STATED GOAL ::
Collect all lines below with the string "MESONET".

MATERIALS PROVIDED ::
begin

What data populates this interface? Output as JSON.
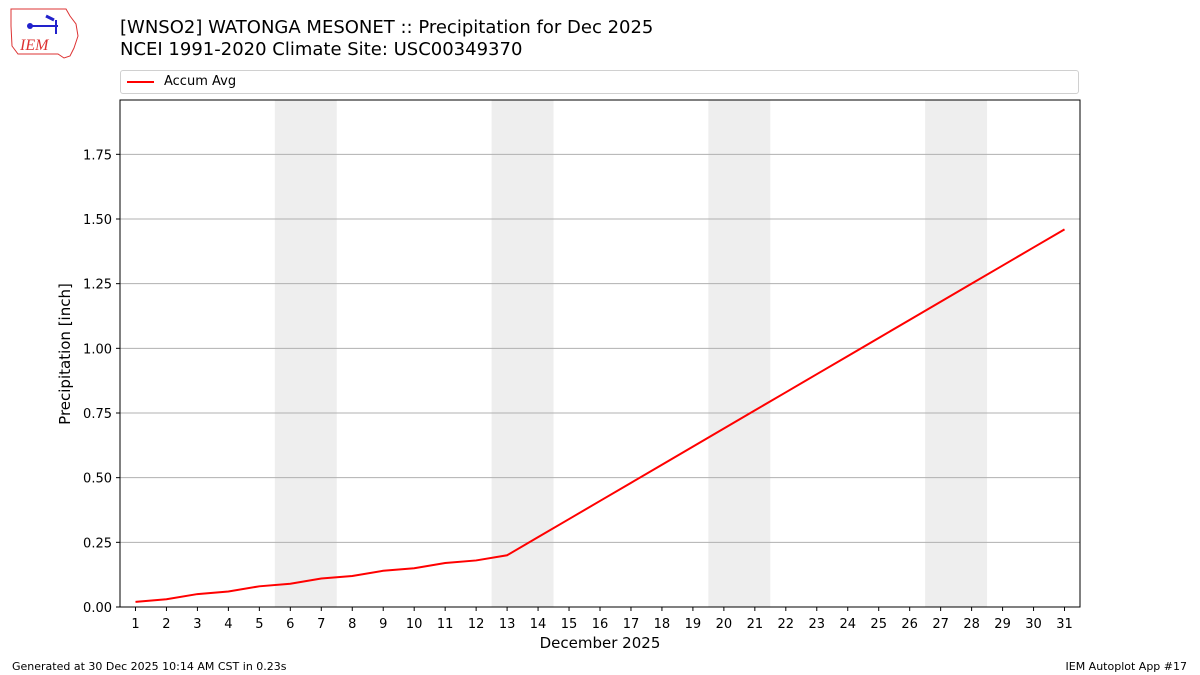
{
  "header": {
    "title_line1": "[WNSO2] WATONGA MESONET :: Precipitation for Dec 2025",
    "title_line2": "NCEI 1991-2020 Climate Site: USC00349370",
    "logo_text": "IEM"
  },
  "legend": {
    "label": "Accum Avg",
    "color": "#ff0000"
  },
  "footer": {
    "left": "Generated at 30 Dec 2025 10:14 AM CST in 0.23s",
    "right": "IEM Autoplot App #17"
  },
  "chart_data": {
    "type": "line",
    "title": "[WNSO2] WATONGA MESONET :: Precipitation for Dec 2025 / NCEI 1991-2020 Climate Site: USC00349370",
    "xlabel": "December 2025",
    "ylabel": "Precipitation [inch]",
    "x": [
      1,
      2,
      3,
      4,
      5,
      6,
      7,
      8,
      9,
      10,
      11,
      12,
      13,
      14,
      15,
      16,
      17,
      18,
      19,
      20,
      21,
      22,
      23,
      24,
      25,
      26,
      27,
      28,
      29,
      30,
      31
    ],
    "series": [
      {
        "name": "Accum Avg",
        "color": "#ff0000",
        "values": [
          0.02,
          0.03,
          0.05,
          0.06,
          0.08,
          0.09,
          0.11,
          0.12,
          0.14,
          0.15,
          0.17,
          0.18,
          0.2,
          0.27,
          0.34,
          0.41,
          0.48,
          0.55,
          0.62,
          0.69,
          0.76,
          0.83,
          0.9,
          0.97,
          1.04,
          1.11,
          1.18,
          1.25,
          1.32,
          1.39,
          1.46
        ]
      }
    ],
    "yticks": [
      "0.00",
      "0.25",
      "0.50",
      "0.75",
      "1.00",
      "1.25",
      "1.50",
      "1.75"
    ],
    "ylim": [
      0,
      1.96
    ],
    "xlim": [
      0.5,
      31.5
    ],
    "grid": "y",
    "legend_position": "top",
    "shaded_weekends": [
      [
        6,
        7
      ],
      [
        13,
        14
      ],
      [
        20,
        21
      ],
      [
        27,
        28
      ]
    ]
  }
}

end

ANSWER FOR THIS EXERCISE ::
    "title_line1": "[WNSO2] WATONGA MESONET :: Precipitation for Dec 2025",
    "title": "[WNSO2] WATONGA MESONET :: Precipitation for Dec 2025 / NCEI 1991-2020 Climate Site: USC00349370",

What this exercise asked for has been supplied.